THE EXERCISE: Retype each line of the material exactly, please, skipping any picture in it.

— Start of INFORMATION PROVIDED —

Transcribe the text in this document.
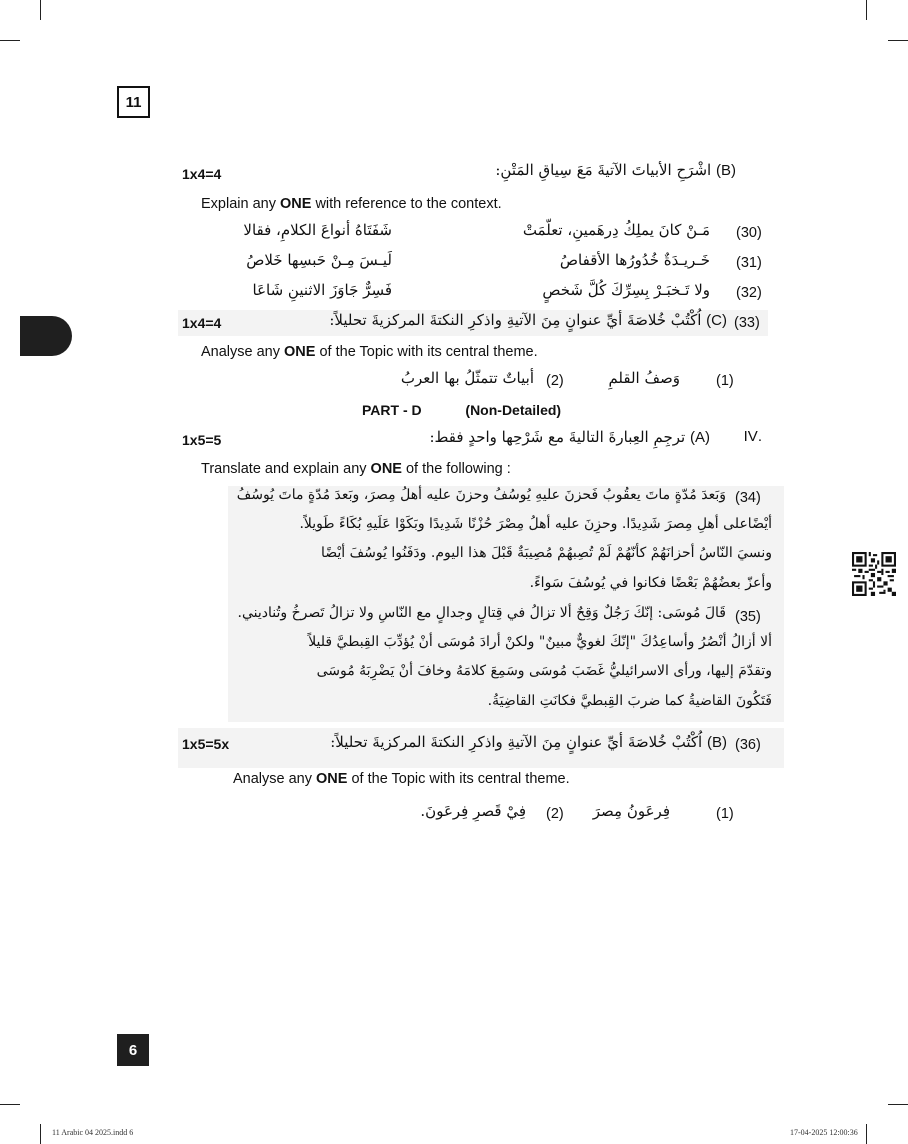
11
1x4=4	(B) اشْرَحِ الأبياتَ الآتيةَ مَعَ سِياقِ المَتْنِ:
Explain any ONE with reference to the context.
(30)
مَـنْ كانَ يملِكُ دِرهَمينِ، تعلّمَتْ
شَفَتَاهُ أنواعَ الكلامِ، فقالا
(31)
خَـريـدَةٌ خُدُورُها الأقفاصُ
لَيـسَ مِـنْ حَبسِها خَلاصُ
(32)
ولا تَـخبَـرْ بِسِرِّكَ كُلَّ شَخصٍ
فَسِرٌّ جَاوَزَ الاثنينِ شَاعَا
1x4=4	(33)
(C) اُكْتُبْ خُلاصَةَ أيِّ عنوانٍ مِنَ الآتيةِ واذكرِ النكتةَ المركزيةَ تحليلاً:
Analyse any ONE of the Topic with its central theme.
(1)
وَصفُ القلمِ
(2)
أبياتٌ تتمثّلُ بها العربُ
PART - D	(Non-Detailed)
1x5=5	.IV
(A) ترجِمِ العِبارةَ التاليةَ مع شَرْحِها واحدٍ فقط:
Translate and explain any ONE of the following :
(34)
وَبَعدَ مُدّةٍ ماتَ يعقُوبُ فَحزنَ عليهِ يُوسُفُ وحزنَ عليه أهلُ مِصرَ، وبَعدَ مُدّةٍ ماتَ يُوسُفُ
أيْضًاعلى أهلِ مِصرَ شَدِيدًا. وحزِنَ عليه أهلُ مِصْرَ حُزْنًا شَدِيدًا وبَكَوْا عَلَيهِ بُكَاءً طَويلاً.
ونسيَ النّاسُ أحزانَهُمْ كأنّهُمْ لَمْ تُصِبهُمْ مُصِيبَةٌ قَبْلَ هذا اليوم. ودَفَنُوا يُوسُفَ أيْضًا
وأعزّ بعضُهُمْ بَعْضًا فكانوا في يُوسُفَ سَواءً.
(35)
قَالَ مُوسَى: إنّكَ رَجُلٌ وَقِحٌ ألا تزالُ في قِتالٍ وجدالٍ مع النّاسِ ولا تزالُ تَصرخُ وتُناديني.
ألا أزالُ أنْصُرُ وأساعِدُكَ "إنّكَ لغويٌّ مبينٌ" ولكنْ أرادَ مُوسَى أنْ يُؤدِّبَ القِبطيَّ قليلاً
وتقدّمَ إليها، ورأى الاسرائيليُّ غَضَبَ مُوسَى وسَمِعَ كلامَهُ وخافَ أنْ يَضْرِبَهُ مُوسَى
فَتَكُونَ القاضيةُ كما ضربَ القِبطيَّ فكانَتِ القاضِيَةُ.
1x5=5x	(36)
(B) اُكْتُبْ خُلاصَةَ أيِّ عنوانٍ مِنَ الآتيةِ واذكرِ النكتةَ المركزيةَ تحليلاً:
Analyse any ONE of the Topic with its central theme.
(1)
فِرعَونُ مِصرَ
(2)
فِيْ قَصرِ فِرعَونَ.
6
11 Arabic 04 2025.indd 6	17-04-2025 12:00:36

— End of INFORMATION PROVIDED —

SOLUTION BELOW:
Transcribe the text in this document.
11
1x4=4	(B) اشْرَحِ الأبياتَ الآتيةَ مَعَ سِياقِ المَتْنِ:
Explain any ONE with reference to the context.
(30)
مَـنْ كانَ يملِكُ دِرهَمينِ، تعلّمَتْ
شَفَتَاهُ أنواعَ الكلامِ، فقالا
(31)
خَـريـدَةٌ خُدُورُها الأقفاصُ
لَيـسَ مِـنْ حَبسِها خَلاصُ
(32)
ولا تَـخبَـرْ بِسِرِّكَ كُلَّ شَخصٍ
فَسِرٌّ جَاوَزَ الاثنينِ شَاعَا
1x4=4	(33)
(C) اُكْتُبْ خُلاصَةَ أيِّ عنوانٍ مِنَ الآتيةِ واذكرِ النكتةَ المركزيةَ تحليلاً:
Analyse any ONE of the Topic with its central theme.
(1)
وَصفُ القلمِ
(2)
أبياتٌ تتمثّلُ بها العربُ
PART - D	(Non-Detailed)
1x5=5	.IV
(A) ترجِمِ العِبارةَ التاليةَ مع شَرْحِها واحدٍ فقط:
Translate and explain any ONE of the following :
(34)
وَبَعدَ مُدّةٍ ماتَ يعقُوبُ فَحزنَ عليهِ يُوسُفُ وحزنَ عليه أهلُ مِصرَ، وبَعدَ مُدّةٍ ماتَ يُوسُفُ
أيْضًاعلى أهلِ مِصرَ شَدِيدًا. وحزِنَ عليه أهلُ مِصْرَ حُزْنًا شَدِيدًا وبَكَوْا عَلَيهِ بُكَاءً طَويلاً.
ونسيَ النّاسُ أحزانَهُمْ كأنّهُمْ لَمْ تُصِبهُمْ مُصِيبَةٌ قَبْلَ هذا اليوم. ودَفَنُوا يُوسُفَ أيْضًا
وأعزّ بعضُهُمْ بَعْضًا فكانوا في يُوسُفَ سَواءً.
(35)
قَالَ مُوسَى: إنّكَ رَجُلٌ وَقِحٌ ألا تزالُ في قِتالٍ وجدالٍ مع النّاسِ ولا تزالُ تَصرخُ وتُناديني.
ألا أزالُ أنْصُرُ وأساعِدُكَ "إنّكَ لغويٌّ مبينٌ" ولكنْ أرادَ مُوسَى أنْ يُؤدِّبَ القِبطيَّ قليلاً
وتقدّمَ إليها، ورأى الاسرائيليُّ غَضَبَ مُوسَى وسَمِعَ كلامَهُ وخافَ أنْ يَضْرِبَهُ مُوسَى
فَتَكُونَ القاضيةُ كما ضربَ القِبطيَّ فكانَتِ القاضِيَةُ.
1x5=5x	(36)
(B) اُكْتُبْ خُلاصَةَ أيِّ عنوانٍ مِنَ الآتيةِ واذكرِ النكتةَ المركزيةَ تحليلاً:
Analyse any ONE of the Topic with its central theme.
(1)
فِرعَونُ مِصرَ
(2)
فِيْ قَصرِ فِرعَونَ.
6
11 Arabic 04 2025.indd 6	17-04-2025 12:00:36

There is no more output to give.